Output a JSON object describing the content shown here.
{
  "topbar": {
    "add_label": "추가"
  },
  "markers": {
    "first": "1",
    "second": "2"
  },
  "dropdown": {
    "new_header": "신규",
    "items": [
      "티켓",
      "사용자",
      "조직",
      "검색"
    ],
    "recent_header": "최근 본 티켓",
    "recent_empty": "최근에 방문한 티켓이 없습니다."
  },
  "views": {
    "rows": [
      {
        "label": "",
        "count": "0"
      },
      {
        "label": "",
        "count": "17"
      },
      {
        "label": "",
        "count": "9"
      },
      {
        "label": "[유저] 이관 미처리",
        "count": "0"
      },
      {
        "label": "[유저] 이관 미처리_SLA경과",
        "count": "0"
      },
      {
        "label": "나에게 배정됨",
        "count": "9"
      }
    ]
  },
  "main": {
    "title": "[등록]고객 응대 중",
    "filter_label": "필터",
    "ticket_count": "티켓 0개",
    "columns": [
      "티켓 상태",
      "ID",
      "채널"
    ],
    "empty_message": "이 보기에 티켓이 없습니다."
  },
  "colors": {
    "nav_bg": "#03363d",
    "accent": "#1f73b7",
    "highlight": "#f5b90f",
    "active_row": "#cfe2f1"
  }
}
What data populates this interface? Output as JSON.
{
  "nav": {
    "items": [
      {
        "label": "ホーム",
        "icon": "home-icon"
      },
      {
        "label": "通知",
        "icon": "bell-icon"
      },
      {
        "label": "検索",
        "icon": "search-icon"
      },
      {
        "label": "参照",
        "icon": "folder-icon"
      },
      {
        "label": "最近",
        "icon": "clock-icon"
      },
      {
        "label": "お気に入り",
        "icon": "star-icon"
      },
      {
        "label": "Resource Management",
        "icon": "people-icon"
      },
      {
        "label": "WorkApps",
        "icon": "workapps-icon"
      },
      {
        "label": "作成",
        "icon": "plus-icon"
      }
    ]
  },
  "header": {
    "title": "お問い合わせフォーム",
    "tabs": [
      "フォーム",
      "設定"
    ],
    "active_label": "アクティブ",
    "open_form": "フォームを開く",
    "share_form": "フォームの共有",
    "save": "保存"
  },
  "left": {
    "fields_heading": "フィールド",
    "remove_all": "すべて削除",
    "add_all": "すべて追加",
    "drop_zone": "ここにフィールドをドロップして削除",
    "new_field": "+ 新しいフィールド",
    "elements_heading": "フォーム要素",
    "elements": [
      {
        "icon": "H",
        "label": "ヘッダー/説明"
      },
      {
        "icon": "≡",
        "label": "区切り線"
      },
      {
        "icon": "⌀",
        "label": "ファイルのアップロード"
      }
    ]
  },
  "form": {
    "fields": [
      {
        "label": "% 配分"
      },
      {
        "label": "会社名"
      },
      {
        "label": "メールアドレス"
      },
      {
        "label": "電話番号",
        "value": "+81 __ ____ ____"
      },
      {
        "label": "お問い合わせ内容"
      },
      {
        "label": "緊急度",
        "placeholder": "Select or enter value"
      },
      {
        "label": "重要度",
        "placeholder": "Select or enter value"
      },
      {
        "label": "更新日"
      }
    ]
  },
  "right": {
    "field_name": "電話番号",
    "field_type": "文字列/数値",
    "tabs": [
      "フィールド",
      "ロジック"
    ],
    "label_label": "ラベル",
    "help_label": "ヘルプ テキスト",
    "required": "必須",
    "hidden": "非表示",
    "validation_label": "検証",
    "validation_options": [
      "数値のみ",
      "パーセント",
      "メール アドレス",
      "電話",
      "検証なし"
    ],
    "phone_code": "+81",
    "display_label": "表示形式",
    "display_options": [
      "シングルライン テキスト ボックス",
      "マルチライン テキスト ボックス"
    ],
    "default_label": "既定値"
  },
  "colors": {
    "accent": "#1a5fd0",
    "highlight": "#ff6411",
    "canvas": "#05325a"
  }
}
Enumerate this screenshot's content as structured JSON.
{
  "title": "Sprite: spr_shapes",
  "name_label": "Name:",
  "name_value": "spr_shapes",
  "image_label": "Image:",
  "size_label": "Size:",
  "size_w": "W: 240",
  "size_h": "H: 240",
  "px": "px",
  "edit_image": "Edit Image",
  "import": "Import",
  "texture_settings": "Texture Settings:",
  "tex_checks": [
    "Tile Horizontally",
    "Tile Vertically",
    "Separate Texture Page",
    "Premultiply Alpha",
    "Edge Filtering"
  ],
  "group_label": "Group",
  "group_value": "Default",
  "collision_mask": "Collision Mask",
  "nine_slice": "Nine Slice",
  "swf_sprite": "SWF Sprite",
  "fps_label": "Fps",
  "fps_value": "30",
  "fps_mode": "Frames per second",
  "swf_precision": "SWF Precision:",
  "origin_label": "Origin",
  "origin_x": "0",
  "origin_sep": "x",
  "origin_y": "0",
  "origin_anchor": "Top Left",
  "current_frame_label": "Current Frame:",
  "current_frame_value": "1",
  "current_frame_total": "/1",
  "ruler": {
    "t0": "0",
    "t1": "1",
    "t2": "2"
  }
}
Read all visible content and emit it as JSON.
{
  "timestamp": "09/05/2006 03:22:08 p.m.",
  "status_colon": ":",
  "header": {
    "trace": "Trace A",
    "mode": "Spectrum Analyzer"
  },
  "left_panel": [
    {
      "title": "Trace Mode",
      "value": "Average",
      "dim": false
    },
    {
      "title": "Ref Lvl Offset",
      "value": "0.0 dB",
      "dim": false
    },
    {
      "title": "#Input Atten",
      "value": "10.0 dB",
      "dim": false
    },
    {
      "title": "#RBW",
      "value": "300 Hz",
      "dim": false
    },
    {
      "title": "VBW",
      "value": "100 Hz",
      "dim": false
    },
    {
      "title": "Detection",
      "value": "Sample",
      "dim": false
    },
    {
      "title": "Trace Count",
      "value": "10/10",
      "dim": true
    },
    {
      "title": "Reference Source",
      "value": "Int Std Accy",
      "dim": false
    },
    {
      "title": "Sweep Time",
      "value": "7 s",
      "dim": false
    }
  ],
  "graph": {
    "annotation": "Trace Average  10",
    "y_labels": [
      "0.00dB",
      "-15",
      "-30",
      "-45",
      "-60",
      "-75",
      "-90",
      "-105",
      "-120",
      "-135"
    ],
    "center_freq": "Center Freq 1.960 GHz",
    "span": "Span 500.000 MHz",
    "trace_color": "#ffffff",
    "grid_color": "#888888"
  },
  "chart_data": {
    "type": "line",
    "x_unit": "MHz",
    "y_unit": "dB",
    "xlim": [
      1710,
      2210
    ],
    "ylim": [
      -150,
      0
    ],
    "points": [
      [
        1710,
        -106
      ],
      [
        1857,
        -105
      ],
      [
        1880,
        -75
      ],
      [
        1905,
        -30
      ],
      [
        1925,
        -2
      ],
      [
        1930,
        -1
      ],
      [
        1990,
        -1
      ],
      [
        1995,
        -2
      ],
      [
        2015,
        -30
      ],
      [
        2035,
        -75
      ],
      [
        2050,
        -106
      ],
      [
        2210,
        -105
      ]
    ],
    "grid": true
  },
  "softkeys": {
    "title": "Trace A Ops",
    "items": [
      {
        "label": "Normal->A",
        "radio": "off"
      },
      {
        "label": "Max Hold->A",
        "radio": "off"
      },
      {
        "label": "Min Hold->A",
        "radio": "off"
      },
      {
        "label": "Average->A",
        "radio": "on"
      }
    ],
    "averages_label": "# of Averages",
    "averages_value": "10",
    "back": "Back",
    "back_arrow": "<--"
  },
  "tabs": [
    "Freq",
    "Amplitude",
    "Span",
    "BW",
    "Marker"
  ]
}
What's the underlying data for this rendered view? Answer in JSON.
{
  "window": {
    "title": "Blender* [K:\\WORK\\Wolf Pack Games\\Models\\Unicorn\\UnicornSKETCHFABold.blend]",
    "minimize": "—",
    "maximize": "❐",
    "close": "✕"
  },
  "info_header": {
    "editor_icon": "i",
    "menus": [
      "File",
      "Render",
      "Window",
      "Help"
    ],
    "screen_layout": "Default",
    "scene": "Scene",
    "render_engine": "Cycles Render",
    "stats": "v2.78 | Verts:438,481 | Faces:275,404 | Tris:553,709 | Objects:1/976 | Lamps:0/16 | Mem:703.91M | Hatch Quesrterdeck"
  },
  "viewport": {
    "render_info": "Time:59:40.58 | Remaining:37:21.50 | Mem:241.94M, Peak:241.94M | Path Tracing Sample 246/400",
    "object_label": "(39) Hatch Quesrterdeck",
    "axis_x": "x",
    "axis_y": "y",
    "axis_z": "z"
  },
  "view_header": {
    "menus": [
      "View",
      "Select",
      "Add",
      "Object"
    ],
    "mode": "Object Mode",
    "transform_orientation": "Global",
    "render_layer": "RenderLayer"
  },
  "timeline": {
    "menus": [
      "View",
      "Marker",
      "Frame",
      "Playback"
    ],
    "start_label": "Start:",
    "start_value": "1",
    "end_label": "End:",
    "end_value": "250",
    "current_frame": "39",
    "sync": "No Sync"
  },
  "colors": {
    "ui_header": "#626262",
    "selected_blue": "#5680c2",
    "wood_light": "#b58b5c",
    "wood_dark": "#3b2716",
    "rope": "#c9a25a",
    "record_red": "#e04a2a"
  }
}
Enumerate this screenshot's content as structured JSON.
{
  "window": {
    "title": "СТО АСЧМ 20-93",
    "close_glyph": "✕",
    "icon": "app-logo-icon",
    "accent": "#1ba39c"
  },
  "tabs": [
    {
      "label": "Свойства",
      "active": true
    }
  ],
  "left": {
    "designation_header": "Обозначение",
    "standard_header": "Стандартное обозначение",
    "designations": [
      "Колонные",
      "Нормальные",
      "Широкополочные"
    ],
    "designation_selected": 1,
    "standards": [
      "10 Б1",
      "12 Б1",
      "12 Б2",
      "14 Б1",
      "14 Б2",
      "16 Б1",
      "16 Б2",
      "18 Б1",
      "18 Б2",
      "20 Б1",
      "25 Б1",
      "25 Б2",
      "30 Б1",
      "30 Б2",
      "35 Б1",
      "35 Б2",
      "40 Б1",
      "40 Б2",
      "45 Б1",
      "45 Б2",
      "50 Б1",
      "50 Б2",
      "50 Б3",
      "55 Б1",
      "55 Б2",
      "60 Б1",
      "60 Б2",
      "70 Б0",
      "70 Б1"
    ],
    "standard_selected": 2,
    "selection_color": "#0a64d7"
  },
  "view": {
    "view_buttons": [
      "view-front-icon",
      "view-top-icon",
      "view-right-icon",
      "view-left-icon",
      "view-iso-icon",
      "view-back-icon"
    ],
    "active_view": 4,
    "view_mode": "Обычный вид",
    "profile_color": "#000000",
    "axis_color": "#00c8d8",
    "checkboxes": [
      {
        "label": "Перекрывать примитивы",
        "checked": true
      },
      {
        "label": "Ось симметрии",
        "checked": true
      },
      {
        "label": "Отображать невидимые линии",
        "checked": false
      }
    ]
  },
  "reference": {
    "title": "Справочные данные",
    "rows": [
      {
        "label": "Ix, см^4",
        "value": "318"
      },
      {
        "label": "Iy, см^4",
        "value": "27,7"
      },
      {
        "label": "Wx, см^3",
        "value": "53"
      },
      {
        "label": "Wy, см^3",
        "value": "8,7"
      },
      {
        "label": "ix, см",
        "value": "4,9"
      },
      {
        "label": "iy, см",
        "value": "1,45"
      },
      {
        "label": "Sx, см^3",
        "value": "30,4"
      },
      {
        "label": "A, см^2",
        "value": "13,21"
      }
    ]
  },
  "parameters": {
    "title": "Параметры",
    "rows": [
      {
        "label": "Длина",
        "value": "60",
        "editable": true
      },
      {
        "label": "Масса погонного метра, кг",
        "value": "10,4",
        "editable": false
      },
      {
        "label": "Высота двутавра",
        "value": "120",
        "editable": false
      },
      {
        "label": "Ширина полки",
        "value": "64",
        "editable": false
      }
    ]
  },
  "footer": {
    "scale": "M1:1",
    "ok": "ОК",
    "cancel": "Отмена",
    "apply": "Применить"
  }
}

---------------

_Written problem_: Count the lines in the records above that contain the word "Sprite", and reply with only that number.

_Exercise response_: 2